TASK TO CARRY OUT> Give the number of lines holding the string "Full" and nothing more.

DATASET RECORDS>
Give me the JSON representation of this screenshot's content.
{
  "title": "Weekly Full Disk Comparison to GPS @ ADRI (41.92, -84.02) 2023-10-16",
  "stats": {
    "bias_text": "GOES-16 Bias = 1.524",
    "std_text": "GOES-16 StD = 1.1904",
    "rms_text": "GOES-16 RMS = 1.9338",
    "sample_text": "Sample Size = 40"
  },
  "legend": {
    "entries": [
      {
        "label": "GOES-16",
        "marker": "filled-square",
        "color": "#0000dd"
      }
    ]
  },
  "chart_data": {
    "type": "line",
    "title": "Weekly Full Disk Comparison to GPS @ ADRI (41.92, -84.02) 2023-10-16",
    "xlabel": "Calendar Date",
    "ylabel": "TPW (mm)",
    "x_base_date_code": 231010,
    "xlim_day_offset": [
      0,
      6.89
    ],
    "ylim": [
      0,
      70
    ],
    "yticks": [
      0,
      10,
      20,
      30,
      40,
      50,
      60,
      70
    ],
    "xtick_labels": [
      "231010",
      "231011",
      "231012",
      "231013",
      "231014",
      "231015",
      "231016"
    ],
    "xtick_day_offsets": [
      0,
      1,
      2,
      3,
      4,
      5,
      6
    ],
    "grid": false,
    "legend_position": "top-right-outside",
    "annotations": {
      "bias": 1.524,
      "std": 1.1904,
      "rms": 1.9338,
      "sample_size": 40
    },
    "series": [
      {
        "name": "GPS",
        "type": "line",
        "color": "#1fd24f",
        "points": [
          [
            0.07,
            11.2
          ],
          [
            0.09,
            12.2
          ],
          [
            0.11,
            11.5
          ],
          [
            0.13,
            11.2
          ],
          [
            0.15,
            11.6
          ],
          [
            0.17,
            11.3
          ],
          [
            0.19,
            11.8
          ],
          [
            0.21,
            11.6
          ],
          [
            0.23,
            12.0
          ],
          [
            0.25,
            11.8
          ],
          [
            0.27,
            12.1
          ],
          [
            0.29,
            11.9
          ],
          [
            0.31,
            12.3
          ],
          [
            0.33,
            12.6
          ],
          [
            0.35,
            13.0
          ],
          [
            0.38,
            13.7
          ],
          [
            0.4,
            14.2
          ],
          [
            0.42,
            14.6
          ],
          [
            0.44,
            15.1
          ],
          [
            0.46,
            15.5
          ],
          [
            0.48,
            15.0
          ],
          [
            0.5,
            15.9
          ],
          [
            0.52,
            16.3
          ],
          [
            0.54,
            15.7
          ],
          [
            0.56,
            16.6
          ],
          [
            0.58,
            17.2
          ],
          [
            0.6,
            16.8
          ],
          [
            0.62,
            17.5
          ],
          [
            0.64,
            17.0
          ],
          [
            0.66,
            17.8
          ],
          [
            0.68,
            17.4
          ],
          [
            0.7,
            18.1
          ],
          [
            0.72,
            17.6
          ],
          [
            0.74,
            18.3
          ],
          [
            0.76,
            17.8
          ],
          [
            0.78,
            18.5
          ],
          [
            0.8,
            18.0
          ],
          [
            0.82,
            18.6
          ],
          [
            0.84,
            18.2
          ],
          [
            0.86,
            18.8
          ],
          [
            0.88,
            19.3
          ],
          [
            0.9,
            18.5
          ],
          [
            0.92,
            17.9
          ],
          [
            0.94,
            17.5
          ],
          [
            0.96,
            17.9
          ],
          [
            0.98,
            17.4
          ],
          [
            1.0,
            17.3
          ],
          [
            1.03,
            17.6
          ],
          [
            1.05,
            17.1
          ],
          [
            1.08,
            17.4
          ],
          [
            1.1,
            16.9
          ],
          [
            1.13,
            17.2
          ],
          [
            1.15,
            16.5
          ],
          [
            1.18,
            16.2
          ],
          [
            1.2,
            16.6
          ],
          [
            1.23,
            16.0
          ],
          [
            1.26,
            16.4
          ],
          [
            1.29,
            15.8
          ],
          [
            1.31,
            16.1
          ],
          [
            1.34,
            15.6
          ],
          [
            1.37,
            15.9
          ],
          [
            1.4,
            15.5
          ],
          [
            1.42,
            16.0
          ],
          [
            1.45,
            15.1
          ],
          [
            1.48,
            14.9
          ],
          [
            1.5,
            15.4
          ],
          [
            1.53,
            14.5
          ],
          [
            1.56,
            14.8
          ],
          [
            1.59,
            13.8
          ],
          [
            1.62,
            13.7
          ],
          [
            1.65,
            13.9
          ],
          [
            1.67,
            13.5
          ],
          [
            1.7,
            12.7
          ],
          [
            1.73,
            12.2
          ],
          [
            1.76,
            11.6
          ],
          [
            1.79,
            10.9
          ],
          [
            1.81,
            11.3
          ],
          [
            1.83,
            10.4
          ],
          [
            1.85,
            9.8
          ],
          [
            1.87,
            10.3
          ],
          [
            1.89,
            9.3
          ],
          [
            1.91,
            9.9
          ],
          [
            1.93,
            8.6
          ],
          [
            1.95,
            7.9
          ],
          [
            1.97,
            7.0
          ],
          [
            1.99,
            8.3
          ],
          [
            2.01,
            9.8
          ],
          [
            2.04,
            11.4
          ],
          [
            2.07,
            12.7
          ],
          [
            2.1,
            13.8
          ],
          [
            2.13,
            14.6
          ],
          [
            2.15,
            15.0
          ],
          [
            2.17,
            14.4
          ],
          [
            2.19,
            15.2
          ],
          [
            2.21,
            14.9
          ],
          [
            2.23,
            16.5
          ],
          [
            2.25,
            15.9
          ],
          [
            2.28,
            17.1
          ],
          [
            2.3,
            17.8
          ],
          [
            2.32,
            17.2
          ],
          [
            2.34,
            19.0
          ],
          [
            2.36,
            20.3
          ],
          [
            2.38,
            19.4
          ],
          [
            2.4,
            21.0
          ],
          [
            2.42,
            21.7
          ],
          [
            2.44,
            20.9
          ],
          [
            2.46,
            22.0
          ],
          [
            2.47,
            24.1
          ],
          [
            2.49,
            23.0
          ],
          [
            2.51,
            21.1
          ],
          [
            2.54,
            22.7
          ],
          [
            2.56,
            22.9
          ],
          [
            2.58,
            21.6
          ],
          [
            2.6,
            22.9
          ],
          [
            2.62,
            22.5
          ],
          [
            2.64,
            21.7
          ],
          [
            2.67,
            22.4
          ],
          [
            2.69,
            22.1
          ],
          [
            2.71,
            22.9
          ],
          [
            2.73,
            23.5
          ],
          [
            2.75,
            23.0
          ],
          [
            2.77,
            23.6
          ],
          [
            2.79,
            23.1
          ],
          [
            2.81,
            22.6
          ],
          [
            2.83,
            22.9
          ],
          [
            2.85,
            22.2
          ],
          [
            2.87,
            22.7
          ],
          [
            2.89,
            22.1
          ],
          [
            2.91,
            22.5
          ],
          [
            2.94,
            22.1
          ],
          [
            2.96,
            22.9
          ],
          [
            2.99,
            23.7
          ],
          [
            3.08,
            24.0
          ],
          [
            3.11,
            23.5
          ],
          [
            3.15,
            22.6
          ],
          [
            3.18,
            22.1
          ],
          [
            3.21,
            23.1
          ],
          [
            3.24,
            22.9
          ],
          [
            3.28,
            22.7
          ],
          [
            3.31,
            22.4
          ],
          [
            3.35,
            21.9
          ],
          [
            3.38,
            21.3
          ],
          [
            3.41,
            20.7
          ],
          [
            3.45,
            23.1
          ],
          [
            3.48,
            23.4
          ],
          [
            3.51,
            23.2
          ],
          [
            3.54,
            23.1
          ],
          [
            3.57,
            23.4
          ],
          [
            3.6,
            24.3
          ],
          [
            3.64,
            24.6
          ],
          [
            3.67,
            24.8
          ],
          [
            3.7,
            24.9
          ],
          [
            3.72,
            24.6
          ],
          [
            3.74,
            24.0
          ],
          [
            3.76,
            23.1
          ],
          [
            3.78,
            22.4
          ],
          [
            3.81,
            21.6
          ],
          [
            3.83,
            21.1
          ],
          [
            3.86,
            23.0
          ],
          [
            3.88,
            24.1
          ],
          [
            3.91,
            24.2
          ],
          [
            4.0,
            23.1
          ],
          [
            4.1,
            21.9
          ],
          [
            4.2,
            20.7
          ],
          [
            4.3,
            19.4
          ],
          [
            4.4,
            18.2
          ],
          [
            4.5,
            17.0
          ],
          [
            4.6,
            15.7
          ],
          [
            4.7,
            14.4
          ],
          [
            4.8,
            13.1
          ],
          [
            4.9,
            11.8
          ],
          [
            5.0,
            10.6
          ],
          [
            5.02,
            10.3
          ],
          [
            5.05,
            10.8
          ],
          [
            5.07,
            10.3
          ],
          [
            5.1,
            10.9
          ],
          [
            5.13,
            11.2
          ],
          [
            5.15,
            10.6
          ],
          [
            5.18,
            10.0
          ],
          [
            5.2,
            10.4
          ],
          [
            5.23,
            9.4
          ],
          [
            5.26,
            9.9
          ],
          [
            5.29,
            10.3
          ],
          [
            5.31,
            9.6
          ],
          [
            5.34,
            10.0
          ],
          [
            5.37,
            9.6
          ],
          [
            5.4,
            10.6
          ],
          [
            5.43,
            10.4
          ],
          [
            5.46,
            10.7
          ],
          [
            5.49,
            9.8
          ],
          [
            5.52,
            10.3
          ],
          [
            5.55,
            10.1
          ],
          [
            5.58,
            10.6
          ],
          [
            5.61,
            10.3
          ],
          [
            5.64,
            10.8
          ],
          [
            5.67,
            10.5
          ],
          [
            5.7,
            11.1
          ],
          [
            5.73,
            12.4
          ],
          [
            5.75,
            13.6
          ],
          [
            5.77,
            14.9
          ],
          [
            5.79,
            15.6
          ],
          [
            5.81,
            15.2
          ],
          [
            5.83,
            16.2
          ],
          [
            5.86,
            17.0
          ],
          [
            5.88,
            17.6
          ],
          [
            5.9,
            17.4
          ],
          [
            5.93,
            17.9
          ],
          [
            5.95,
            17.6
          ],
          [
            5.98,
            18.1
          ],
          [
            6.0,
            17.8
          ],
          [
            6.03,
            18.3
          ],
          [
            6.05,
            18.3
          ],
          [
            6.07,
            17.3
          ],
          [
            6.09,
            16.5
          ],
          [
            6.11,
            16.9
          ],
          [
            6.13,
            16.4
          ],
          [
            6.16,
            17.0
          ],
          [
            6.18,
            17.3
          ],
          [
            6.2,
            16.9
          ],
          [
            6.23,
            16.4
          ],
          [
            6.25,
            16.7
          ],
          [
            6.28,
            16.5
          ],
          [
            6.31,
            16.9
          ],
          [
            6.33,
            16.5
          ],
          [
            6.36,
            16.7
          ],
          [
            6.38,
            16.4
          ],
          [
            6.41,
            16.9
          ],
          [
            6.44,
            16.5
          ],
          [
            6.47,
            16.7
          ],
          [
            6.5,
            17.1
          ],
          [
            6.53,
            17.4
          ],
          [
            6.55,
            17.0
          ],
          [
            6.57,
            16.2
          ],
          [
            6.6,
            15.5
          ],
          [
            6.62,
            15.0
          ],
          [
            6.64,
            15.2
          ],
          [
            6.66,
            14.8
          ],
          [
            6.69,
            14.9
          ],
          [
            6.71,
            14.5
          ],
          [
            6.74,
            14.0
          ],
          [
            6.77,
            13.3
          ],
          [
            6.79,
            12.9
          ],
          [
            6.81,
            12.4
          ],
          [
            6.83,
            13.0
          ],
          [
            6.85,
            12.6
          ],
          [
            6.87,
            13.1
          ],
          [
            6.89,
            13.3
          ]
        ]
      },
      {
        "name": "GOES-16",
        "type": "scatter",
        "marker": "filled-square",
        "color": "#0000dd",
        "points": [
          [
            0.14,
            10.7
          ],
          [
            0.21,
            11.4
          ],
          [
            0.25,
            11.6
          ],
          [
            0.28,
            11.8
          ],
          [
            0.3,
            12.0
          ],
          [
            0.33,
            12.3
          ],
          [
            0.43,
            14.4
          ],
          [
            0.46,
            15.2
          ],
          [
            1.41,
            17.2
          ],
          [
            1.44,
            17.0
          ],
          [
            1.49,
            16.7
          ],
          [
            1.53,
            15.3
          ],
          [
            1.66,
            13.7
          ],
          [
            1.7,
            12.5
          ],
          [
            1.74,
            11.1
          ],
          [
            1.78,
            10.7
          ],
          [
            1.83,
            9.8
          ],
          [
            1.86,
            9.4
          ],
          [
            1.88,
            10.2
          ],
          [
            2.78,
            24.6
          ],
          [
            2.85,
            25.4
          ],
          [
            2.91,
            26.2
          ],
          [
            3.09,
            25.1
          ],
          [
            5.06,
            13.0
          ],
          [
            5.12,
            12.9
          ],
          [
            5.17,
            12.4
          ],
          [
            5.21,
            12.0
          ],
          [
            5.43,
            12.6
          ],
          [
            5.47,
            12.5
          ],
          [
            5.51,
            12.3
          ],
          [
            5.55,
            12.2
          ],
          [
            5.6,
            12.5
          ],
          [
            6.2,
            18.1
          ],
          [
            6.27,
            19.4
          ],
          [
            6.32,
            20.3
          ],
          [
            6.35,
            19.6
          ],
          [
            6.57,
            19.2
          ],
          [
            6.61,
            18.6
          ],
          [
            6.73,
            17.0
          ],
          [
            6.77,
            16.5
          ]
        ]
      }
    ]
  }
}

EXERCISE ANSWER> 2